─── DATA SHOWN ───
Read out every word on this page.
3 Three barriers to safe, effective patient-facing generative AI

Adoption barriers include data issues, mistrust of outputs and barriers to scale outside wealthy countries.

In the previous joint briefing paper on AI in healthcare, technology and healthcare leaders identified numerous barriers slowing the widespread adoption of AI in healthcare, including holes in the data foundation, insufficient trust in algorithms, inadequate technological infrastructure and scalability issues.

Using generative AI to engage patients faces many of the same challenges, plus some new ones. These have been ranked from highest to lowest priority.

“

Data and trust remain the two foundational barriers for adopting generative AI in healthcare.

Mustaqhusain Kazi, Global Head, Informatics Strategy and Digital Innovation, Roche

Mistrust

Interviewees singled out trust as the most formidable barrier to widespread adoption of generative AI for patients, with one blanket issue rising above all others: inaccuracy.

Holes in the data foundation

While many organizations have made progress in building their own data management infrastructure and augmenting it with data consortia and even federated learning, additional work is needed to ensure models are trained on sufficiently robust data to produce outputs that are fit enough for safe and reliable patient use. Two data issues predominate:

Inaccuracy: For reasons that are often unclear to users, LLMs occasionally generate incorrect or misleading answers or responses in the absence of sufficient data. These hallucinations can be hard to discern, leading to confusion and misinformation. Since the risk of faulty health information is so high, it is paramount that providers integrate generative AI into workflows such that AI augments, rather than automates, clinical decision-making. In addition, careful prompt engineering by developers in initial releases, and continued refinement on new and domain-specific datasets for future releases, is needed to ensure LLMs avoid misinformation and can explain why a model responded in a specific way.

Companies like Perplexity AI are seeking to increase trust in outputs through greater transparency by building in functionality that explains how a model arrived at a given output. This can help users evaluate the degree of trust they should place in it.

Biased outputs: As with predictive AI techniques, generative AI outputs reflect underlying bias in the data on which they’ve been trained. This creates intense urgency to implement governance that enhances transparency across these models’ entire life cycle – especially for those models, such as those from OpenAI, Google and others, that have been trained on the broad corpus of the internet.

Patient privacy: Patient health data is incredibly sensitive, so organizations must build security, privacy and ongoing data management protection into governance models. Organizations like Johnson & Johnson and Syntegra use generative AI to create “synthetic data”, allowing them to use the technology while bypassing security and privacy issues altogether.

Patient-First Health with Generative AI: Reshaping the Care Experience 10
───
Determine how many lines of the listing above include the word "healthcare", and report that number only.

ANSWER TO THIS PROBLEM - 2